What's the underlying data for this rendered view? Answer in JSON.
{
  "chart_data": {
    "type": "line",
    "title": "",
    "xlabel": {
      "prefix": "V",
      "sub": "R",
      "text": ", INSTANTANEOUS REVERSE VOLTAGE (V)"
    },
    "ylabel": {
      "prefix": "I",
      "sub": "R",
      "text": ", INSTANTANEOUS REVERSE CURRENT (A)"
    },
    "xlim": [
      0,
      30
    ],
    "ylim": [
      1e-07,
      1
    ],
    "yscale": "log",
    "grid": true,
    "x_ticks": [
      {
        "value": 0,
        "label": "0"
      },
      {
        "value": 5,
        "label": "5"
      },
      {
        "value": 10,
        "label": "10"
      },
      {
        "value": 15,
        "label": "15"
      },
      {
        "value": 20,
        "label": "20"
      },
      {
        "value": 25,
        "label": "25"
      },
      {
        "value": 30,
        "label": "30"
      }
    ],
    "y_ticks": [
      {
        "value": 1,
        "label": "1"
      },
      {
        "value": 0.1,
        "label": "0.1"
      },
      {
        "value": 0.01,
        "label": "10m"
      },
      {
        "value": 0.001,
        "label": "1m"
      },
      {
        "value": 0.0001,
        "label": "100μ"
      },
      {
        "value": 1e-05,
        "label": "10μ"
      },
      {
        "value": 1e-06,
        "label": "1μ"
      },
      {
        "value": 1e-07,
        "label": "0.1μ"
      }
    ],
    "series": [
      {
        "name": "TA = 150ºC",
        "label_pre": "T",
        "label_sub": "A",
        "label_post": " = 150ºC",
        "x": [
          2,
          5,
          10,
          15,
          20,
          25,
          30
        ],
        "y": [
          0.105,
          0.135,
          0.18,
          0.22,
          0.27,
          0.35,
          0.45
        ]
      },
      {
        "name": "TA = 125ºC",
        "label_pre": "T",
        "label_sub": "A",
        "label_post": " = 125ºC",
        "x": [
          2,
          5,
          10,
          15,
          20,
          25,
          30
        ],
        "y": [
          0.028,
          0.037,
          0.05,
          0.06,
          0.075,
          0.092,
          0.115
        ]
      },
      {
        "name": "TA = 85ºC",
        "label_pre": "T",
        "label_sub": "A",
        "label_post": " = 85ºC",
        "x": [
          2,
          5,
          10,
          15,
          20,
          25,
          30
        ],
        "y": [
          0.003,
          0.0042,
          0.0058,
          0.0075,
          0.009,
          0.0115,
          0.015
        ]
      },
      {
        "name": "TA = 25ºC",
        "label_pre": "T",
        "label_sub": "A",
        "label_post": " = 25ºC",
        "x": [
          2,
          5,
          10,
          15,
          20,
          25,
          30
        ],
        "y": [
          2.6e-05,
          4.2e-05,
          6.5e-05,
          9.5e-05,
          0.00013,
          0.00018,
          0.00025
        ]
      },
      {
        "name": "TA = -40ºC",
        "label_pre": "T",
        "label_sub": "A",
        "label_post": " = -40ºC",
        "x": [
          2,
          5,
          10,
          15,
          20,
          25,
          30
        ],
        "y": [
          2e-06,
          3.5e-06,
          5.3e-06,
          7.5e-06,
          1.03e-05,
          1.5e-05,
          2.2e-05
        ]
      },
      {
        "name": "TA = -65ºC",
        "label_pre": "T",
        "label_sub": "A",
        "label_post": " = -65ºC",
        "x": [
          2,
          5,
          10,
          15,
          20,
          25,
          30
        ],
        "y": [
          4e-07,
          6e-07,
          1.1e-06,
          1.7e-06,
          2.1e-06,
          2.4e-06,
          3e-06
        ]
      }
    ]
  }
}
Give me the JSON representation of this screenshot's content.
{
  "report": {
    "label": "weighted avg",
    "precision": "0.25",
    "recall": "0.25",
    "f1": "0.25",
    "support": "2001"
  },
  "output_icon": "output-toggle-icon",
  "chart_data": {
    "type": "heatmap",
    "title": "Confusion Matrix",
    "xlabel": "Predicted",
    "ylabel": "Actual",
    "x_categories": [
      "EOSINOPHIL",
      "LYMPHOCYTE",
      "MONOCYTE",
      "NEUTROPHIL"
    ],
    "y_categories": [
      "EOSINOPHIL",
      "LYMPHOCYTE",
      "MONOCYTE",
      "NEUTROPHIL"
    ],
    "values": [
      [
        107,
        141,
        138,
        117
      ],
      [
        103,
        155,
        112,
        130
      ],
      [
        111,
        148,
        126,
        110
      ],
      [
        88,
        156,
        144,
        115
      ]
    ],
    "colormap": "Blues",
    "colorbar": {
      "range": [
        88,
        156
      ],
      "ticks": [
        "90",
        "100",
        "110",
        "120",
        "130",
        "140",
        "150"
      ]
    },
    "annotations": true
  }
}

==================================================

◆ **WHAT THE TASK ASKS**: Recopy the entries above in their entirety, exactly.

◆ **RESPONSE TO THIS EXERCISE**:
What's the underlying data for this rendered view? Answer in JSON.
{
  "chart_data": {
    "type": "line",
    "title": "",
    "xlabel": {
      "prefix": "V",
      "sub": "R",
      "text": ", INSTANTANEOUS REVERSE VOLTAGE (V)"
    },
    "ylabel": {
      "prefix": "I",
      "sub": "R",
      "text": ", INSTANTANEOUS REVERSE CURRENT (A)"
    },
    "xlim": [
      0,
      30
    ],
    "ylim": [
      1e-07,
      1
    ],
    "yscale": "log",
    "grid": true,
    "x_ticks": [
      {
        "value": 0,
        "label": "0"
      },
      {
        "value": 5,
        "label": "5"
      },
      {
        "value": 10,
        "label": "10"
      },
      {
        "value": 15,
        "label": "15"
      },
      {
        "value": 20,
        "label": "20"
      },
      {
        "value": 25,
        "label": "25"
      },
      {
        "value": 30,
        "label": "30"
      }
    ],
    "y_ticks": [
      {
        "value": 1,
        "label": "1"
      },
      {
        "value": 0.1,
        "label": "0.1"
      },
      {
        "value": 0.01,
        "label": "10m"
      },
      {
        "value": 0.001,
        "label": "1m"
      },
      {
        "value": 0.0001,
        "label": "100μ"
      },
      {
        "value": 1e-05,
        "label": "10μ"
      },
      {
        "value": 1e-06,
        "label": "1μ"
      },
      {
        "value": 1e-07,
        "label": "0.1μ"
      }
    ],
    "series": [
      {
        "name": "TA = 150ºC",
        "label_pre": "T",
        "label_sub": "A",
        "label_post": " = 150ºC",
        "x": [
          2,
          5,
          10,
          15,
          20,
          25,
          30
        ],
        "y": [
          0.105,
          0.135,
          0.18,
          0.22,
          0.27,
          0.35,
          0.45
        ]
      },
      {
        "name": "TA = 125ºC",
        "label_pre": "T",
        "label_sub": "A",
        "label_post": " = 125ºC",
        "x": [
          2,
          5,
          10,
          15,
          20,
          25,
          30
        ],
        "y": [
          0.028,
          0.037,
          0.05,
          0.06,
          0.075,
          0.092,
          0.115
        ]
      },
      {
        "name": "TA = 85ºC",
        "label_pre": "T",
        "label_sub": "A",
        "label_post": " = 85ºC",
        "x": [
          2,
          5,
          10,
          15,
          20,
          25,
          30
        ],
        "y": [
          0.003,
          0.0042,
          0.0058,
          0.0075,
          0.009,
          0.0115,
          0.015
        ]
      },
      {
        "name": "TA = 25ºC",
        "label_pre": "T",
        "label_sub": "A",
        "label_post": " = 25ºC",
        "x": [
          2,
          5,
          10,
          15,
          20,
          25,
          30
        ],
        "y": [
          2.6e-05,
          4.2e-05,
          6.5e-05,
          9.5e-05,
          0.00013,
          0.00018,
          0.00025
        ]
      },
      {
        "name": "TA = -40ºC",
        "label_pre": "T",
        "label_sub": "A",
        "label_post": " = -40ºC",
        "x": [
          2,
          5,
          10,
          15,
          20,
          25,
          30
        ],
        "y": [
          2e-06,
          3.5e-06,
          5.3e-06,
          7.5e-06,
          1.03e-05,
          1.5e-05,
          2.2e-05
        ]
      },
      {
        "name": "TA = -65ºC",
        "label_pre": "T",
        "label_sub": "A",
        "label_post": " = -65ºC",
        "x": [
          2,
          5,
          10,
          15,
          20,
          25,
          30
        ],
        "y": [
          4e-07,
          6e-07,
          1.1e-06,
          1.7e-06,
          2.1e-06,
          2.4e-06,
          3e-06
        ]
      }
    ]
  }
}
Give me the JSON representation of this screenshot's content.
{
  "report": {
    "label": "weighted avg",
    "precision": "0.25",
    "recall": "0.25",
    "f1": "0.25",
    "support": "2001"
  },
  "output_icon": "output-toggle-icon",
  "chart_data": {
    "type": "heatmap",
    "title": "Confusion Matrix",
    "xlabel": "Predicted",
    "ylabel": "Actual",
    "x_categories": [
      "EOSINOPHIL",
      "LYMPHOCYTE",
      "MONOCYTE",
      "NEUTROPHIL"
    ],
    "y_categories": [
      "EOSINOPHIL",
      "LYMPHOCYTE",
      "MONOCYTE",
      "NEUTROPHIL"
    ],
    "values": [
      [
        107,
        141,
        138,
        117
      ],
      [
        103,
        155,
        112,
        130
      ],
      [
        111,
        148,
        126,
        110
      ],
      [
        88,
        156,
        144,
        115
      ]
    ],
    "colormap": "Blues",
    "colorbar": {
      "range": [
        88,
        156
      ],
      "ticks": [
        "90",
        "100",
        "110",
        "120",
        "130",
        "140",
        "150"
      ]
    },
    "annotations": true
  }
}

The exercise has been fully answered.